======== Stored rows ========
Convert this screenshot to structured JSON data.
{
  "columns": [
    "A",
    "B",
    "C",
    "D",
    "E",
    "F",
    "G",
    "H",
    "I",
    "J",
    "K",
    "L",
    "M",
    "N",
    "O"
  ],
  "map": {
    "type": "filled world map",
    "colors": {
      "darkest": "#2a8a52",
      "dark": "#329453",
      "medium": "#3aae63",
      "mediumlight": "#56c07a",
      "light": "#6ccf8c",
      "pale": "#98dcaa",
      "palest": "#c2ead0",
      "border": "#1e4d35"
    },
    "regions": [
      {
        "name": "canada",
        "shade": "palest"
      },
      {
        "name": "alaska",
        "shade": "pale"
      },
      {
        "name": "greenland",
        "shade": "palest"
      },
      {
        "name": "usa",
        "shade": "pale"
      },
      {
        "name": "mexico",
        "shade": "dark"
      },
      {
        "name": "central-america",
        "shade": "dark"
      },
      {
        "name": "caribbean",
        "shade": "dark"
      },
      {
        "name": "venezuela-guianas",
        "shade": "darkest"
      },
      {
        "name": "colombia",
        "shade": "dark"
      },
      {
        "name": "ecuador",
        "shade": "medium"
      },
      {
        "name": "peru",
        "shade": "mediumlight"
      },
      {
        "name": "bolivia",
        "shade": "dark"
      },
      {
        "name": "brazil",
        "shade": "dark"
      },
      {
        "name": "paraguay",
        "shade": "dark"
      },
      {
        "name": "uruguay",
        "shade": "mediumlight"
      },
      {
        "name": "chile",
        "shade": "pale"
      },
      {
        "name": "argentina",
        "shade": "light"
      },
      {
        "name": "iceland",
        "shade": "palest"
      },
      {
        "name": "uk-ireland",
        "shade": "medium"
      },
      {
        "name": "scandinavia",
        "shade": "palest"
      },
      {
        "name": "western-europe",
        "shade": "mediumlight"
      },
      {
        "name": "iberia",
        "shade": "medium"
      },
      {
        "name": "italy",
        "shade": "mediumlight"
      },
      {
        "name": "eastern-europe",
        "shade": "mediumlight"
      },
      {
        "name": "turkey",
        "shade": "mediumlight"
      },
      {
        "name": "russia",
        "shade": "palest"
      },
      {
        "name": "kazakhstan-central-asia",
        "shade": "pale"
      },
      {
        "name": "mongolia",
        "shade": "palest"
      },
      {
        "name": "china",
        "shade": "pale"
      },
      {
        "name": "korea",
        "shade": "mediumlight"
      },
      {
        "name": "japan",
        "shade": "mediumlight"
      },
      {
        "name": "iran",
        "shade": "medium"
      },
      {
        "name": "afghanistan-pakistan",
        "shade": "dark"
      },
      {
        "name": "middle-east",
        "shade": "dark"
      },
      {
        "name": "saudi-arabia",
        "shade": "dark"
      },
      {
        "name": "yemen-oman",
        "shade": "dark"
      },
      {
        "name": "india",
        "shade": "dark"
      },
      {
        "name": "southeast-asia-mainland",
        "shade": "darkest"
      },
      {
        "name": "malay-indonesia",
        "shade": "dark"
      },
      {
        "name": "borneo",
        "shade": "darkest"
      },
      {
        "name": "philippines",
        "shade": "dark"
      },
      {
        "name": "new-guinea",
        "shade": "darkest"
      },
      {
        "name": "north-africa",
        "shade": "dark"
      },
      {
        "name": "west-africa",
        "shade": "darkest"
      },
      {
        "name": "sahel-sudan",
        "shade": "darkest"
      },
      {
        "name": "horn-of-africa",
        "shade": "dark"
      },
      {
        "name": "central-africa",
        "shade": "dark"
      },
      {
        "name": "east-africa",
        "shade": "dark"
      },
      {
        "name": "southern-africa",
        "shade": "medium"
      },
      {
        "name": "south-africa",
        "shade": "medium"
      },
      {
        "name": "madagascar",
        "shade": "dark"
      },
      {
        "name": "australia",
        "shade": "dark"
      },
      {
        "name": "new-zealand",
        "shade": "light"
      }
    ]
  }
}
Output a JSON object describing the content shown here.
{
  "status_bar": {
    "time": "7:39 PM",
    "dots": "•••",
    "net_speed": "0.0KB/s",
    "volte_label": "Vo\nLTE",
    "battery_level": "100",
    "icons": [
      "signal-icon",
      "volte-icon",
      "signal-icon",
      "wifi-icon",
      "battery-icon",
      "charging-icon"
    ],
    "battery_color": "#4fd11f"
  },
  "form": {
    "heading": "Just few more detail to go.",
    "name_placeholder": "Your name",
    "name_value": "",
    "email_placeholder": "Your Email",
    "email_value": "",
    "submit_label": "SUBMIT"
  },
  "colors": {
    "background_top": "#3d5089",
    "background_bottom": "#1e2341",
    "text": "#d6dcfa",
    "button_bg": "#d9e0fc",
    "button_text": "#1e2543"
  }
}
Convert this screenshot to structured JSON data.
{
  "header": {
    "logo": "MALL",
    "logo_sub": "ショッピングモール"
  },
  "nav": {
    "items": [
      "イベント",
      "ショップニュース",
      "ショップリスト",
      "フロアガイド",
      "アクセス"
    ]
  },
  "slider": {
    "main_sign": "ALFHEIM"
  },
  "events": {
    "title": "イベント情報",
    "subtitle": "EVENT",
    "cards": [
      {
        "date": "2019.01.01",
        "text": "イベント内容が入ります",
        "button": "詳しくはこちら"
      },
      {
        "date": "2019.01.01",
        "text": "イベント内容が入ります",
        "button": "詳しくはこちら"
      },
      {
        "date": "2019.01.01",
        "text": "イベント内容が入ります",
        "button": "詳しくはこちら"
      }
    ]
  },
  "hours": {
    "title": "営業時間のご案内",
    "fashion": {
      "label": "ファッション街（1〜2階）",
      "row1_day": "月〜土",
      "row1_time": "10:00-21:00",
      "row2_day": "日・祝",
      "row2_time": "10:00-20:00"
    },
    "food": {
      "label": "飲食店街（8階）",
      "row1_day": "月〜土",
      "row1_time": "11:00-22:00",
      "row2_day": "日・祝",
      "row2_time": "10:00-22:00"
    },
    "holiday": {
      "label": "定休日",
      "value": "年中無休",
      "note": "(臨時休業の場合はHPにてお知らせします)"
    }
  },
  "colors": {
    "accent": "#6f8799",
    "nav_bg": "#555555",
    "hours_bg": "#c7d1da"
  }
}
========
Task requirements ▸
Repeat the records above exactly as they appear.

Task response ▸
Convert this screenshot to structured JSON data.
{
  "columns": [
    "A",
    "B",
    "C",
    "D",
    "E",
    "F",
    "G",
    "H",
    "I",
    "J",
    "K",
    "L",
    "M",
    "N",
    "O"
  ],
  "map": {
    "type": "filled world map",
    "colors": {
      "darkest": "#2a8a52",
      "dark": "#329453",
      "medium": "#3aae63",
      "mediumlight": "#56c07a",
      "light": "#6ccf8c",
      "pale": "#98dcaa",
      "palest": "#c2ead0",
      "border": "#1e4d35"
    },
    "regions": [
      {
        "name": "canada",
        "shade": "palest"
      },
      {
        "name": "alaska",
        "shade": "pale"
      },
      {
        "name": "greenland",
        "shade": "palest"
      },
      {
        "name": "usa",
        "shade": "pale"
      },
      {
        "name": "mexico",
        "shade": "dark"
      },
      {
        "name": "central-america",
        "shade": "dark"
      },
      {
        "name": "caribbean",
        "shade": "dark"
      },
      {
        "name": "venezuela-guianas",
        "shade": "darkest"
      },
      {
        "name": "colombia",
        "shade": "dark"
      },
      {
        "name": "ecuador",
        "shade": "medium"
      },
      {
        "name": "peru",
        "shade": "mediumlight"
      },
      {
        "name": "bolivia",
        "shade": "dark"
      },
      {
        "name": "brazil",
        "shade": "dark"
      },
      {
        "name": "paraguay",
        "shade": "dark"
      },
      {
        "name": "uruguay",
        "shade": "mediumlight"
      },
      {
        "name": "chile",
        "shade": "pale"
      },
      {
        "name": "argentina",
        "shade": "light"
      },
      {
        "name": "iceland",
        "shade": "palest"
      },
      {
        "name": "uk-ireland",
        "shade": "medium"
      },
      {
        "name": "scandinavia",
        "shade": "palest"
      },
      {
        "name": "western-europe",
        "shade": "mediumlight"
      },
      {
        "name": "iberia",
        "shade": "medium"
      },
      {
        "name": "italy",
        "shade": "mediumlight"
      },
      {
        "name": "eastern-europe",
        "shade": "mediumlight"
      },
      {
        "name": "turkey",
        "shade": "mediumlight"
      },
      {
        "name": "russia",
        "shade": "palest"
      },
      {
        "name": "kazakhstan-central-asia",
        "shade": "pale"
      },
      {
        "name": "mongolia",
        "shade": "palest"
      },
      {
        "name": "china",
        "shade": "pale"
      },
      {
        "name": "korea",
        "shade": "mediumlight"
      },
      {
        "name": "japan",
        "shade": "mediumlight"
      },
      {
        "name": "iran",
        "shade": "medium"
      },
      {
        "name": "afghanistan-pakistan",
        "shade": "dark"
      },
      {
        "name": "middle-east",
        "shade": "dark"
      },
      {
        "name": "saudi-arabia",
        "shade": "dark"
      },
      {
        "name": "yemen-oman",
        "shade": "dark"
      },
      {
        "name": "india",
        "shade": "dark"
      },
      {
        "name": "southeast-asia-mainland",
        "shade": "darkest"
      },
      {
        "name": "malay-indonesia",
        "shade": "dark"
      },
      {
        "name": "borneo",
        "shade": "darkest"
      },
      {
        "name": "philippines",
        "shade": "dark"
      },
      {
        "name": "new-guinea",
        "shade": "darkest"
      },
      {
        "name": "north-africa",
        "shade": "dark"
      },
      {
        "name": "west-africa",
        "shade": "darkest"
      },
      {
        "name": "sahel-sudan",
        "shade": "darkest"
      },
      {
        "name": "horn-of-africa",
        "shade": "dark"
      },
      {
        "name": "central-africa",
        "shade": "dark"
      },
      {
        "name": "east-africa",
        "shade": "dark"
      },
      {
        "name": "southern-africa",
        "shade": "medium"
      },
      {
        "name": "south-africa",
        "shade": "medium"
      },
      {
        "name": "madagascar",
        "shade": "dark"
      },
      {
        "name": "australia",
        "shade": "dark"
      },
      {
        "name": "new-zealand",
        "shade": "light"
      }
    ]
  }
}
Output a JSON object describing the content shown here.
{
  "status_bar": {
    "time": "7:39 PM",
    "dots": "•••",
    "net_speed": "0.0KB/s",
    "volte_label": "Vo\nLTE",
    "battery_level": "100",
    "icons": [
      "signal-icon",
      "volte-icon",
      "signal-icon",
      "wifi-icon",
      "battery-icon",
      "charging-icon"
    ],
    "battery_color": "#4fd11f"
  },
  "form": {
    "heading": "Just few more detail to go.",
    "name_placeholder": "Your name",
    "name_value": "",
    "email_placeholder": "Your Email",
    "email_value": "",
    "submit_label": "SUBMIT"
  },
  "colors": {
    "background_top": "#3d5089",
    "background_bottom": "#1e2341",
    "text": "#d6dcfa",
    "button_bg": "#d9e0fc",
    "button_text": "#1e2543"
  }
}
Convert this screenshot to structured JSON data.
{
  "header": {
    "logo": "MALL",
    "logo_sub": "ショッピングモール"
  },
  "nav": {
    "items": [
      "イベント",
      "ショップニュース",
      "ショップリスト",
      "フロアガイド",
      "アクセス"
    ]
  },
  "slider": {
    "main_sign": "ALFHEIM"
  },
  "events": {
    "title": "イベント情報",
    "subtitle": "EVENT",
    "cards": [
      {
        "date": "2019.01.01",
        "text": "イベント内容が入ります",
        "button": "詳しくはこちら"
      },
      {
        "date": "2019.01.01",
        "text": "イベント内容が入ります",
        "button": "詳しくはこちら"
      },
      {
        "date": "2019.01.01",
        "text": "イベント内容が入ります",
        "button": "詳しくはこちら"
      }
    ]
  },
  "hours": {
    "title": "営業時間のご案内",
    "fashion": {
      "label": "ファッション街（1〜2階）",
      "row1_day": "月〜土",
      "row1_time": "10:00-21:00",
      "row2_day": "日・祝",
      "row2_time": "10:00-20:00"
    },
    "food": {
      "label": "飲食店街（8階）",
      "row1_day": "月〜土",
      "row1_time": "11:00-22:00",
      "row2_day": "日・祝",
      "row2_time": "10:00-22:00"
    },
    "holiday": {
      "label": "定休日",
      "value": "年中無休",
      "note": "(臨時休業の場合はHPにてお知らせします)"
    }
  },
  "colors": {
    "accent": "#6f8799",
    "nav_bg": "#555555",
    "hours_bg": "#c7d1da"
  }
}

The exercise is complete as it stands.